**AIM:**
Search the data below for the word "オクターブバンド中心周波数" and copy each line that holds it.

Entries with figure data
□ □ □
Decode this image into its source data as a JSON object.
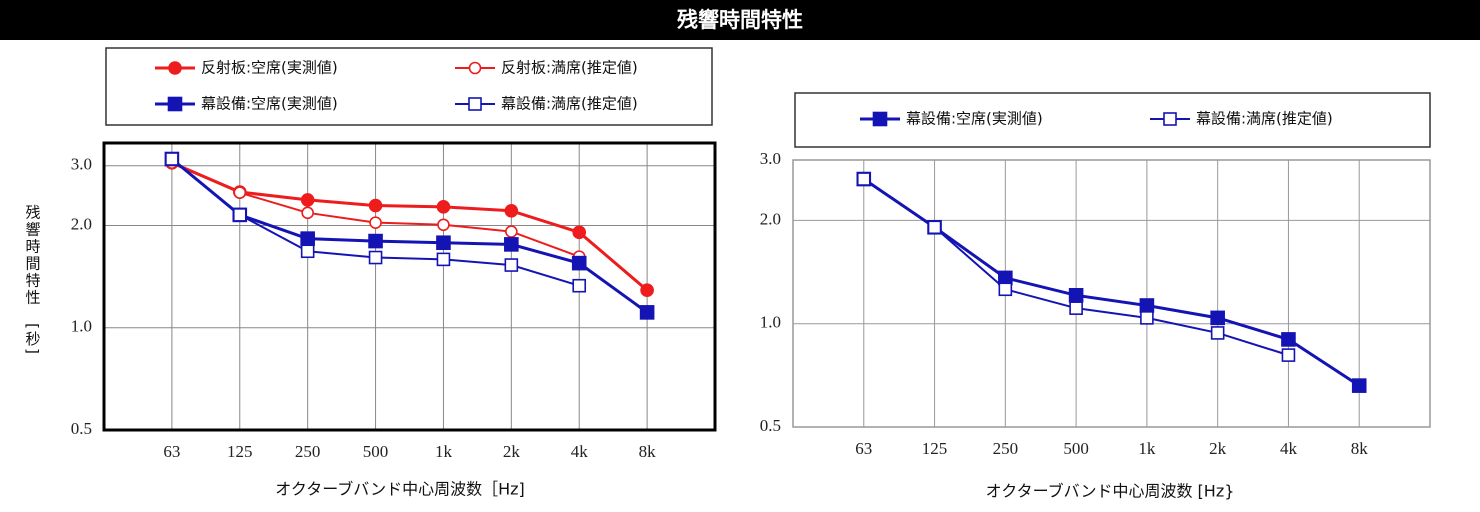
{
  "title": "残響時間特性",
  "chart_data": [
    {
      "type": "line",
      "log_y": true,
      "grid": true,
      "y_label": "残響時間特性　[秒]",
      "x_label": "オクターブバンド中心周波数［Hz]",
      "categories": [
        "63",
        "125",
        "250",
        "500",
        "1k",
        "2k",
        "4k",
        "8k"
      ],
      "ylim": [
        0.5,
        3.5
      ],
      "yticks": [
        0.5,
        {
          "value": 1,
          "label": "1.0"
        },
        {
          "value": 2,
          "label": "2.0"
        },
        {
          "value": 3,
          "label": "3.0"
        }
      ],
      "series": [
        {
          "name": "反射板:空席(実測値)",
          "color": "#ee1c1c",
          "marker": "circle",
          "filled": true,
          "values": [
            3.06,
            2.51,
            2.38,
            2.29,
            2.27,
            2.21,
            1.91,
            1.29
          ]
        },
        {
          "name": "反射板:満席(推定値)",
          "color": "#ee1c1c",
          "marker": "circle",
          "filled": false,
          "values": [
            3.06,
            2.5,
            2.18,
            2.04,
            2.01,
            1.92,
            1.62,
            null
          ]
        },
        {
          "name": "幕設備:空席(実測値)",
          "color": "#1414b4",
          "marker": "square",
          "filled": true,
          "values": [
            3.14,
            2.15,
            1.83,
            1.8,
            1.78,
            1.76,
            1.55,
            1.11
          ]
        },
        {
          "name": "幕設備:満席(推定値)",
          "color": "#1414b4",
          "marker": "square",
          "filled": false,
          "values": [
            3.14,
            2.15,
            1.68,
            1.61,
            1.59,
            1.53,
            1.33,
            null
          ]
        }
      ]
    },
    {
      "type": "line",
      "log_y": true,
      "grid": true,
      "x_label": "オクターブバンド中心周波数 [Hz}",
      "categories": [
        "63",
        "125",
        "250",
        "500",
        "1k",
        "2k",
        "4k",
        "8k"
      ],
      "ylim": [
        0.5,
        3
      ],
      "yticks": [
        0.5,
        {
          "value": 1,
          "label": "1.0"
        },
        {
          "value": 2,
          "label": "2.0"
        },
        {
          "value": 3,
          "label": "3.0"
        }
      ],
      "series": [
        {
          "name": "幕設備:空席(実測値)",
          "color": "#1414b4",
          "marker": "square",
          "filled": true,
          "values": [
            2.64,
            1.91,
            1.36,
            1.21,
            1.13,
            1.04,
            0.9,
            0.66
          ]
        },
        {
          "name": "幕設備:満席(推定値)",
          "color": "#1414b4",
          "marker": "square",
          "filled": false,
          "values": [
            2.64,
            1.91,
            1.26,
            1.11,
            1.04,
            0.94,
            0.81,
            null
          ]
        }
      ]
    }
  ]
}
□ □ □
**REPLY:**
      "x_label": "オクターブバンド中心周波数［Hz]",
      "x_label": "オクターブバンド中心周波数 [Hz}",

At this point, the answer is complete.